DIRECTIVE – Every line from the one containing "Give me the" through the end of the listing below must be given again exactly, and nothing else; exclude pictures.

Records from a collection –
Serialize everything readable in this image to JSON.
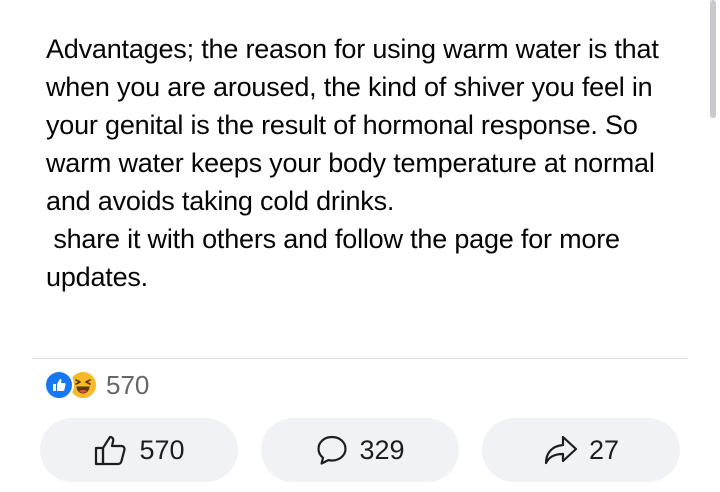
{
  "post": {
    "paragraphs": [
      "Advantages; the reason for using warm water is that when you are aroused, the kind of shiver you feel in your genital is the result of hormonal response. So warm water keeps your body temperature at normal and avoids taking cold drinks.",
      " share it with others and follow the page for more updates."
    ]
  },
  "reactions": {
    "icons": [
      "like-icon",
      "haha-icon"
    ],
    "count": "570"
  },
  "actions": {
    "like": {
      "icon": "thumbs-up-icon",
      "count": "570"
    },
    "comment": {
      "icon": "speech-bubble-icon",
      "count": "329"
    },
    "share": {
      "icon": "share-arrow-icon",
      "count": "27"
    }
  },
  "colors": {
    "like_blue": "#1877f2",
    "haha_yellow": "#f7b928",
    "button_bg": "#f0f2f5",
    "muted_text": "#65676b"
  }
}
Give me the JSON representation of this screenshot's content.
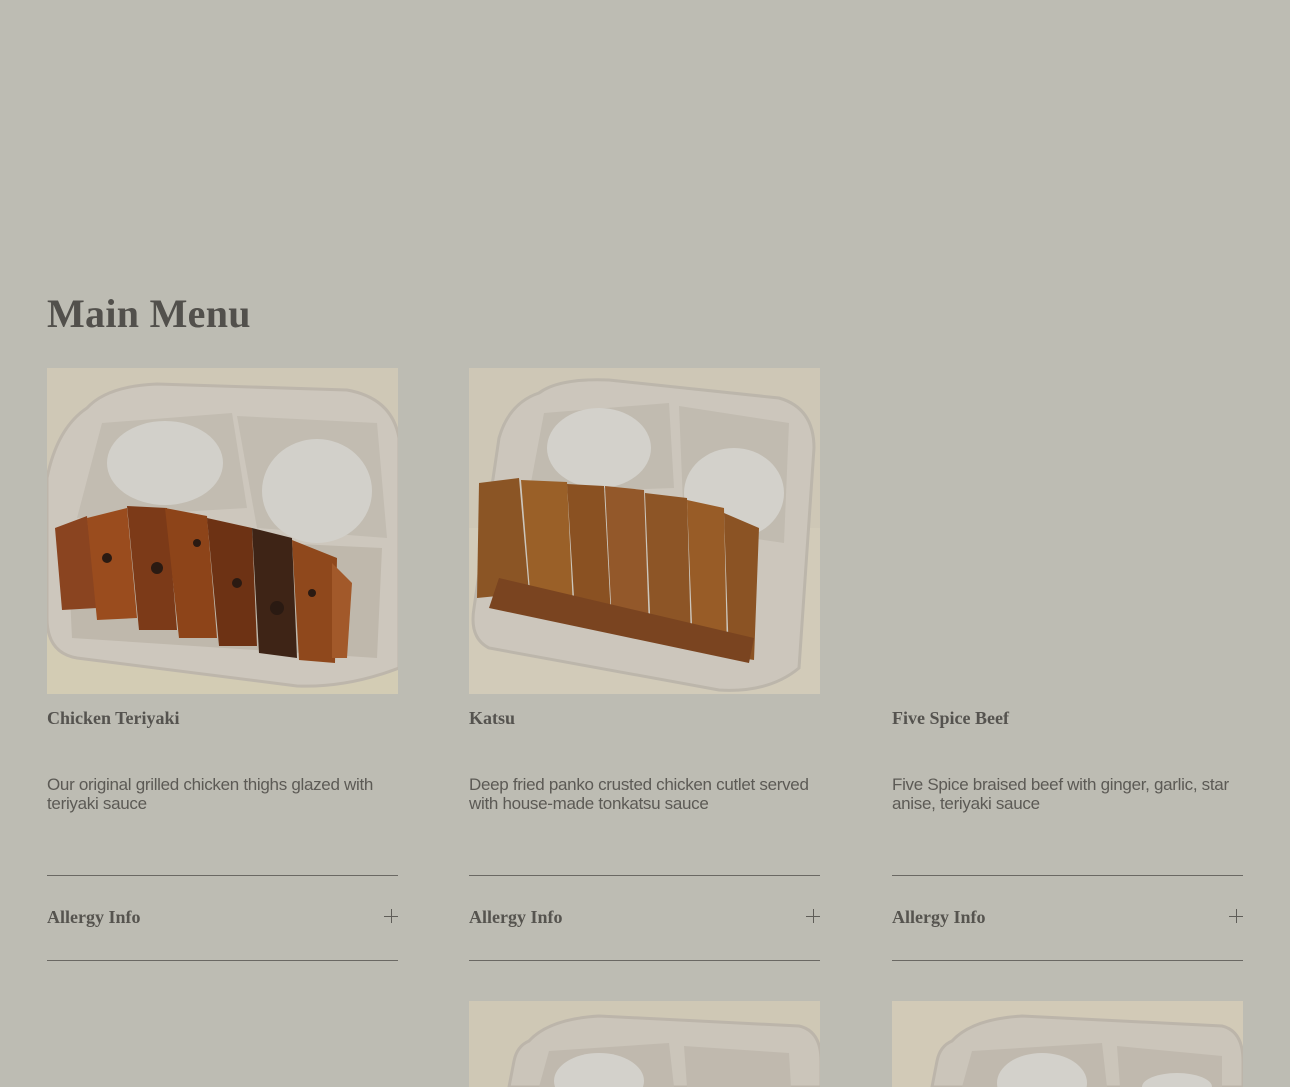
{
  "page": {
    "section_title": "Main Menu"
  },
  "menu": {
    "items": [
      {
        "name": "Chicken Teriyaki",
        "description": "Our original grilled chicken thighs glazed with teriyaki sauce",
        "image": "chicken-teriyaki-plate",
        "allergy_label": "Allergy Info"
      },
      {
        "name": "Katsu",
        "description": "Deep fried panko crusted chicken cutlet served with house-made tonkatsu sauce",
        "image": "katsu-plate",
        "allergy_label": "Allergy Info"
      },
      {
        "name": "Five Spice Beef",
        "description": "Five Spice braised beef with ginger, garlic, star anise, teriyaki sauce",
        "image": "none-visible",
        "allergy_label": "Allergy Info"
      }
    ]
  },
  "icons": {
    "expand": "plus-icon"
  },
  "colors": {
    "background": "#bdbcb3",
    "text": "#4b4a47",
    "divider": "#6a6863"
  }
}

RESPONSE BELOW –
Give me the JSON representation of this screenshot's content.
{
  "page": {
    "section_title": "Main Menu"
  },
  "menu": {
    "items": [
      {
        "name": "Chicken Teriyaki",
        "description": "Our original grilled chicken thighs glazed with teriyaki sauce",
        "image": "chicken-teriyaki-plate",
        "allergy_label": "Allergy Info"
      },
      {
        "name": "Katsu",
        "description": "Deep fried panko crusted chicken cutlet served with house-made tonkatsu sauce",
        "image": "katsu-plate",
        "allergy_label": "Allergy Info"
      },
      {
        "name": "Five Spice Beef",
        "description": "Five Spice braised beef with ginger, garlic, star anise, teriyaki sauce",
        "image": "none-visible",
        "allergy_label": "Allergy Info"
      }
    ]
  },
  "icons": {
    "expand": "plus-icon"
  },
  "colors": {
    "background": "#bdbcb3",
    "text": "#4b4a47",
    "divider": "#6a6863"
  }
}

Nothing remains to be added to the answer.